▶ _TASK_:
The entries need to be copied exactly.

▶ _RAW RECORDS_:

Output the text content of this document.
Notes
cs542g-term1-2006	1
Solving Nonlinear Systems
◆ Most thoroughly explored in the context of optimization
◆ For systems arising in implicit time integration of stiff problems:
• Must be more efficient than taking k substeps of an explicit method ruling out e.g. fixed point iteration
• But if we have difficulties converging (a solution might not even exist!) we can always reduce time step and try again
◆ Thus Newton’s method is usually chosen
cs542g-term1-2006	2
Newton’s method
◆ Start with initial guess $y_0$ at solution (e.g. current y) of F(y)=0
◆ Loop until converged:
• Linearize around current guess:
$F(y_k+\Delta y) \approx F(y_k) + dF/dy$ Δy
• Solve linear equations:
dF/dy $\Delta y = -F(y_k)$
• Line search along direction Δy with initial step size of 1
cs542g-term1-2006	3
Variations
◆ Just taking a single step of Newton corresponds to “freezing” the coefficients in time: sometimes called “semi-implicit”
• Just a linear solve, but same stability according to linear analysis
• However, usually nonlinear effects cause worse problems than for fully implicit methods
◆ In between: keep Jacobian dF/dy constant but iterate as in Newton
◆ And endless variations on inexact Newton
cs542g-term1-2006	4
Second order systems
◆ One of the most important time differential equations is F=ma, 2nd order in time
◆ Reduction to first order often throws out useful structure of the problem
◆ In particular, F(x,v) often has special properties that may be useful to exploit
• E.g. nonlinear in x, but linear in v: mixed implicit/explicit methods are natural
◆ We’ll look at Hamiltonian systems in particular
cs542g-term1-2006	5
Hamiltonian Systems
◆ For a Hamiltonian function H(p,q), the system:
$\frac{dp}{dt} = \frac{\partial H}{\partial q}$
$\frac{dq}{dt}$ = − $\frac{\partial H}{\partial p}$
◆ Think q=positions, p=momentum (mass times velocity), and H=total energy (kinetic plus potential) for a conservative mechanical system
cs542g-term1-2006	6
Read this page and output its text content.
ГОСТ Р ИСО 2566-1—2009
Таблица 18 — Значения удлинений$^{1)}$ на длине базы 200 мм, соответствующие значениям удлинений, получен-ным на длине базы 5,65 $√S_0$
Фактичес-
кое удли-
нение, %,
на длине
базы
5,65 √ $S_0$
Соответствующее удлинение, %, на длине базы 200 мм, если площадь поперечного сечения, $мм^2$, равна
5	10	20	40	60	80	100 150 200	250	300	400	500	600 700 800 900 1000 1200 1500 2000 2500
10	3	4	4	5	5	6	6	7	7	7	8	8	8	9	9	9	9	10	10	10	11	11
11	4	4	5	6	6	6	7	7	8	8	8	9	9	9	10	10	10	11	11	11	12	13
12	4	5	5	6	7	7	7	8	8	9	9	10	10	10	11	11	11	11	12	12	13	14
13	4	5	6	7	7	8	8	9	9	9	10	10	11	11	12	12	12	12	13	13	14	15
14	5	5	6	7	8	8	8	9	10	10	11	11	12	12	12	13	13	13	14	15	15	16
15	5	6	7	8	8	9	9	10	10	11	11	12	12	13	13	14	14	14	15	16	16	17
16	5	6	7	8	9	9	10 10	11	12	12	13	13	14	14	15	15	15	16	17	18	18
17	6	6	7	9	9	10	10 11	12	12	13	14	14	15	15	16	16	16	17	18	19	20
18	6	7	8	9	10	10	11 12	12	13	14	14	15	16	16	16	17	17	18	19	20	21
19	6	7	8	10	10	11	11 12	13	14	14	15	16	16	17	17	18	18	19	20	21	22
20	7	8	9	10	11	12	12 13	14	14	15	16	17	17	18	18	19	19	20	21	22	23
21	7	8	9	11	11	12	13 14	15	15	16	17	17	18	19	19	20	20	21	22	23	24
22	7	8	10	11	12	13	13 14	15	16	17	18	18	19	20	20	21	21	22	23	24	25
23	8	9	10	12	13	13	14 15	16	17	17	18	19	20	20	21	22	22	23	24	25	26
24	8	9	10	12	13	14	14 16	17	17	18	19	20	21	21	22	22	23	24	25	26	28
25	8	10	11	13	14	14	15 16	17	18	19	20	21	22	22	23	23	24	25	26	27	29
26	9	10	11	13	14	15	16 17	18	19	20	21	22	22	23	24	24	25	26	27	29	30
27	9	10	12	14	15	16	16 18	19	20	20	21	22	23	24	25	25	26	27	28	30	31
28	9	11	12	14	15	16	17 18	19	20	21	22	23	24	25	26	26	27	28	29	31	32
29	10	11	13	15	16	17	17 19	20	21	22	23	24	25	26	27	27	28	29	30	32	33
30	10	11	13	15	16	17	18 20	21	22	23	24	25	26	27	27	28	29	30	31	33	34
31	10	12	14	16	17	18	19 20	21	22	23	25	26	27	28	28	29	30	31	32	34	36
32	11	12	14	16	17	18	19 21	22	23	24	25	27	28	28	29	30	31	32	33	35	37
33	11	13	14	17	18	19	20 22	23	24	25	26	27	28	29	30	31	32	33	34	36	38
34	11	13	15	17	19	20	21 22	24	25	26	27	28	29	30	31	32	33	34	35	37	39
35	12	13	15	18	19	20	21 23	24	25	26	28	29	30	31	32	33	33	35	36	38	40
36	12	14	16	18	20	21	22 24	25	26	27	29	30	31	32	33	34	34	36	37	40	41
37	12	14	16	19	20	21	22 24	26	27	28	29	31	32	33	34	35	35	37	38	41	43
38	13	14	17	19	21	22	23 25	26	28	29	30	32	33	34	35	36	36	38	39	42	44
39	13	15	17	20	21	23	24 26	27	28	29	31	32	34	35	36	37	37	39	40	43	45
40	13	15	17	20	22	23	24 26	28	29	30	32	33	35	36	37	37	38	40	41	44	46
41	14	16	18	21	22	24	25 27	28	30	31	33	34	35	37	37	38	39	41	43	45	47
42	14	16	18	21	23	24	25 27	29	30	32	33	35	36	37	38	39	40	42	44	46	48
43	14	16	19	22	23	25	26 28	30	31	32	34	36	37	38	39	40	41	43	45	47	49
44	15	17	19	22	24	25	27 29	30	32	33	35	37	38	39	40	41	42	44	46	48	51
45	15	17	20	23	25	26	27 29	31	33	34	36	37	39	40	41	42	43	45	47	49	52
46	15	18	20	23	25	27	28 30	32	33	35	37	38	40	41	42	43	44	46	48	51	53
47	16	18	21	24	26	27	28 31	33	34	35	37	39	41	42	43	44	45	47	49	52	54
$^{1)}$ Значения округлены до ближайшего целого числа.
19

▶ _EXERCISE ANSWER_:
Output the text content of this document.
Notes
cs542g-term1-2006	1
Solving Nonlinear Systems
◆ Most thoroughly explored in the context of optimization
◆ For systems arising in implicit time integration of stiff problems:
• Must be more efficient than taking k substeps of an explicit method ruling out e.g. fixed point iteration
• But if we have difficulties converging (a solution might not even exist!) we can always reduce time step and try again
◆ Thus Newton’s method is usually chosen
cs542g-term1-2006	2
Newton’s method
◆ Start with initial guess $y_0$ at solution (e.g. current y) of F(y)=0
◆ Loop until converged:
• Linearize around current guess:
$F(y_k+\Delta y) \approx F(y_k) + dF/dy$ Δy
• Solve linear equations:
dF/dy $\Delta y = -F(y_k)$
• Line search along direction Δy with initial step size of 1
cs542g-term1-2006	3
Variations
◆ Just taking a single step of Newton corresponds to “freezing” the coefficients in time: sometimes called “semi-implicit”
• Just a linear solve, but same stability according to linear analysis
• However, usually nonlinear effects cause worse problems than for fully implicit methods
◆ In between: keep Jacobian dF/dy constant but iterate as in Newton
◆ And endless variations on inexact Newton
cs542g-term1-2006	4
Second order systems
◆ One of the most important time differential equations is F=ma, 2nd order in time
◆ Reduction to first order often throws out useful structure of the problem
◆ In particular, F(x,v) often has special properties that may be useful to exploit
• E.g. nonlinear in x, but linear in v: mixed implicit/explicit methods are natural
◆ We’ll look at Hamiltonian systems in particular
cs542g-term1-2006	5
Hamiltonian Systems
◆ For a Hamiltonian function H(p,q), the system:
$\frac{dp}{dt} = \frac{\partial H}{\partial q}$
$\frac{dq}{dt}$ = − $\frac{\partial H}{\partial p}$
◆ Think q=positions, p=momentum (mass times velocity), and H=total energy (kinetic plus potential) for a conservative mechanical system
cs542g-term1-2006	6
Read this page and output its text content.
ГОСТ Р ИСО 2566-1—2009
Таблица 18 — Значения удлинений$^{1)}$ на длине базы 200 мм, соответствующие значениям удлинений, получен-ным на длине базы 5,65 $√S_0$
Фактичес-
кое удли-
нение, %,
на длине
базы
5,65 √ $S_0$
Соответствующее удлинение, %, на длине базы 200 мм, если площадь поперечного сечения, $мм^2$, равна
5	10	20	40	60	80	100 150 200	250	300	400	500	600 700 800 900 1000 1200 1500 2000 2500
10	3	4	4	5	5	6	6	7	7	7	8	8	8	9	9	9	9	10	10	10	11	11
11	4	4	5	6	6	6	7	7	8	8	8	9	9	9	10	10	10	11	11	11	12	13
12	4	5	5	6	7	7	7	8	8	9	9	10	10	10	11	11	11	11	12	12	13	14
13	4	5	6	7	7	8	8	9	9	9	10	10	11	11	12	12	12	12	13	13	14	15
14	5	5	6	7	8	8	8	9	10	10	11	11	12	12	12	13	13	13	14	15	15	16
15	5	6	7	8	8	9	9	10	10	11	11	12	12	13	13	14	14	14	15	16	16	17
16	5	6	7	8	9	9	10 10	11	12	12	13	13	14	14	15	15	15	16	17	18	18
17	6	6	7	9	9	10	10 11	12	12	13	14	14	15	15	16	16	16	17	18	19	20
18	6	7	8	9	10	10	11 12	12	13	14	14	15	16	16	16	17	17	18	19	20	21
19	6	7	8	10	10	11	11 12	13	14	14	15	16	16	17	17	18	18	19	20	21	22
20	7	8	9	10	11	12	12 13	14	14	15	16	17	17	18	18	19	19	20	21	22	23
21	7	8	9	11	11	12	13 14	15	15	16	17	17	18	19	19	20	20	21	22	23	24
22	7	8	10	11	12	13	13 14	15	16	17	18	18	19	20	20	21	21	22	23	24	25
23	8	9	10	12	13	13	14 15	16	17	17	18	19	20	20	21	22	22	23	24	25	26
24	8	9	10	12	13	14	14 16	17	17	18	19	20	21	21	22	22	23	24	25	26	28
25	8	10	11	13	14	14	15 16	17	18	19	20	21	22	22	23	23	24	25	26	27	29
26	9	10	11	13	14	15	16 17	18	19	20	21	22	22	23	24	24	25	26	27	29	30
27	9	10	12	14	15	16	16 18	19	20	20	21	22	23	24	25	25	26	27	28	30	31
28	9	11	12	14	15	16	17 18	19	20	21	22	23	24	25	26	26	27	28	29	31	32
29	10	11	13	15	16	17	17 19	20	21	22	23	24	25	26	27	27	28	29	30	32	33
30	10	11	13	15	16	17	18 20	21	22	23	24	25	26	27	27	28	29	30	31	33	34
31	10	12	14	16	17	18	19 20	21	22	23	25	26	27	28	28	29	30	31	32	34	36
32	11	12	14	16	17	18	19 21	22	23	24	25	27	28	28	29	30	31	32	33	35	37
33	11	13	14	17	18	19	20 22	23	24	25	26	27	28	29	30	31	32	33	34	36	38
34	11	13	15	17	19	20	21 22	24	25	26	27	28	29	30	31	32	33	34	35	37	39
35	12	13	15	18	19	20	21 23	24	25	26	28	29	30	31	32	33	33	35	36	38	40
36	12	14	16	18	20	21	22 24	25	26	27	29	30	31	32	33	34	34	36	37	40	41
37	12	14	16	19	20	21	22 24	26	27	28	29	31	32	33	34	35	35	37	38	41	43
38	13	14	17	19	21	22	23 25	26	28	29	30	32	33	34	35	36	36	38	39	42	44
39	13	15	17	20	21	23	24 26	27	28	29	31	32	34	35	36	37	37	39	40	43	45
40	13	15	17	20	22	23	24 26	28	29	30	32	33	35	36	37	37	38	40	41	44	46
41	14	16	18	21	22	24	25 27	28	30	31	33	34	35	37	37	38	39	41	43	45	47
42	14	16	18	21	23	24	25 27	29	30	32	33	35	36	37	38	39	40	42	44	46	48
43	14	16	19	22	23	25	26 28	30	31	32	34	36	37	38	39	40	41	43	45	47	49
44	15	17	19	22	24	25	27 29	30	32	33	35	37	38	39	40	41	42	44	46	48	51
45	15	17	20	23	25	26	27 29	31	33	34	36	37	39	40	41	42	43	45	47	49	52
46	15	18	20	23	25	27	28 30	32	33	35	37	38	40	41	42	43	44	46	48	51	53
47	16	18	21	24	26	27	28 31	33	34	35	37	39	41	42	43	44	45	47	49	52	54
$^{1)}$ Значения округлены до ближайшего целого числа.
19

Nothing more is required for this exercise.